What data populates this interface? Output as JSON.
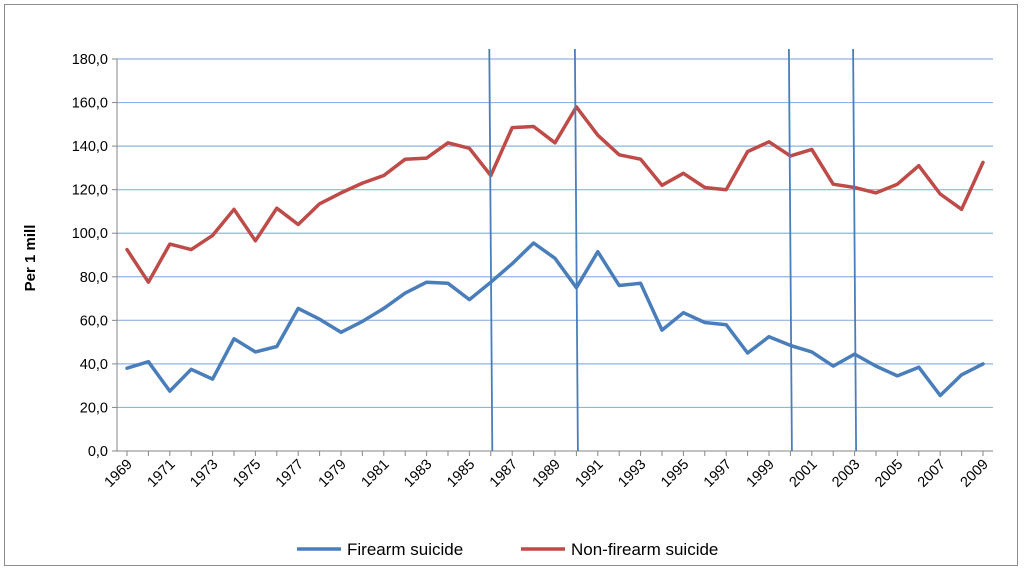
{
  "chart_data": {
    "type": "line",
    "ylabel": "Per 1 mill",
    "ylim": [
      0,
      180
    ],
    "y_ticks": [
      "0,0",
      "20,0",
      "40,0",
      "60,0",
      "80,0",
      "100,0",
      "120,0",
      "140,0",
      "160,0",
      "180,0"
    ],
    "x": [
      1969,
      1970,
      1971,
      1972,
      1973,
      1974,
      1975,
      1976,
      1977,
      1978,
      1979,
      1980,
      1981,
      1982,
      1983,
      1984,
      1985,
      1986,
      1987,
      1988,
      1989,
      1990,
      1991,
      1992,
      1993,
      1994,
      1995,
      1996,
      1997,
      1998,
      1999,
      2000,
      2001,
      2002,
      2003,
      2004,
      2005,
      2006,
      2007,
      2008,
      2009
    ],
    "x_tick_labels": [
      "1969",
      "1971",
      "1973",
      "1975",
      "1977",
      "1979",
      "1981",
      "1983",
      "1985",
      "1987",
      "1989",
      "1991",
      "1993",
      "1995",
      "1997",
      "1999",
      "2001",
      "2003",
      "2005",
      "2007",
      "2009"
    ],
    "grid": "horizontal",
    "legend_position": "bottom",
    "series": [
      {
        "name": "Firearm suicide",
        "color": "#4a7ebb",
        "values": [
          38.0,
          41.0,
          27.5,
          37.5,
          33.0,
          51.5,
          45.5,
          48.0,
          65.5,
          60.5,
          54.5,
          59.5,
          65.5,
          72.5,
          77.5,
          77.0,
          69.5,
          77.5,
          86.0,
          95.5,
          88.5,
          75.0,
          91.5,
          76.0,
          77.0,
          55.5,
          63.5,
          59.0,
          58.0,
          45.0,
          52.5,
          48.5,
          45.5,
          39.0,
          44.5,
          39.0,
          34.5,
          38.5,
          25.5,
          35.0,
          40.0
        ]
      },
      {
        "name": "Non-firearm suicide",
        "color": "#be4b48",
        "values": [
          92.5,
          77.5,
          95.0,
          92.5,
          99.0,
          111.0,
          96.5,
          111.5,
          104.0,
          113.5,
          118.5,
          123.0,
          126.5,
          134.0,
          134.5,
          141.5,
          139.0,
          126.5,
          148.5,
          149.0,
          141.5,
          158.0,
          145.0,
          136.0,
          134.0,
          122.0,
          127.5,
          121.0,
          120.0,
          137.5,
          142.0,
          135.5,
          138.5,
          122.5,
          121.0,
          118.5,
          122.5,
          131.0,
          118.0,
          111.0,
          132.5
        ]
      }
    ],
    "vertical_markers": [
      1986,
      1990,
      2000,
      2003
    ],
    "vertical_marker_color": "#4a7ebb"
  }
}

TASK INSTRUCTIONS: Quote all the lines above exactly as given. Do not include the pictures.

PROBLEM SOLUTION:
What data populates this interface? Output as JSON.
{
  "chart_data": {
    "type": "line",
    "ylabel": "Per 1 mill",
    "ylim": [
      0,
      180
    ],
    "y_ticks": [
      "0,0",
      "20,0",
      "40,0",
      "60,0",
      "80,0",
      "100,0",
      "120,0",
      "140,0",
      "160,0",
      "180,0"
    ],
    "x": [
      1969,
      1970,
      1971,
      1972,
      1973,
      1974,
      1975,
      1976,
      1977,
      1978,
      1979,
      1980,
      1981,
      1982,
      1983,
      1984,
      1985,
      1986,
      1987,
      1988,
      1989,
      1990,
      1991,
      1992,
      1993,
      1994,
      1995,
      1996,
      1997,
      1998,
      1999,
      2000,
      2001,
      2002,
      2003,
      2004,
      2005,
      2006,
      2007,
      2008,
      2009
    ],
    "x_tick_labels": [
      "1969",
      "1971",
      "1973",
      "1975",
      "1977",
      "1979",
      "1981",
      "1983",
      "1985",
      "1987",
      "1989",
      "1991",
      "1993",
      "1995",
      "1997",
      "1999",
      "2001",
      "2003",
      "2005",
      "2007",
      "2009"
    ],
    "grid": "horizontal",
    "legend_position": "bottom",
    "series": [
      {
        "name": "Firearm suicide",
        "color": "#4a7ebb",
        "values": [
          38.0,
          41.0,
          27.5,
          37.5,
          33.0,
          51.5,
          45.5,
          48.0,
          65.5,
          60.5,
          54.5,
          59.5,
          65.5,
          72.5,
          77.5,
          77.0,
          69.5,
          77.5,
          86.0,
          95.5,
          88.5,
          75.0,
          91.5,
          76.0,
          77.0,
          55.5,
          63.5,
          59.0,
          58.0,
          45.0,
          52.5,
          48.5,
          45.5,
          39.0,
          44.5,
          39.0,
          34.5,
          38.5,
          25.5,
          35.0,
          40.0
        ]
      },
      {
        "name": "Non-firearm suicide",
        "color": "#be4b48",
        "values": [
          92.5,
          77.5,
          95.0,
          92.5,
          99.0,
          111.0,
          96.5,
          111.5,
          104.0,
          113.5,
          118.5,
          123.0,
          126.5,
          134.0,
          134.5,
          141.5,
          139.0,
          126.5,
          148.5,
          149.0,
          141.5,
          158.0,
          145.0,
          136.0,
          134.0,
          122.0,
          127.5,
          121.0,
          120.0,
          137.5,
          142.0,
          135.5,
          138.5,
          122.5,
          121.0,
          118.5,
          122.5,
          131.0,
          118.0,
          111.0,
          132.5
        ]
      }
    ],
    "vertical_markers": [
      1986,
      1990,
      2000,
      2003
    ],
    "vertical_marker_color": "#4a7ebb"
  }
}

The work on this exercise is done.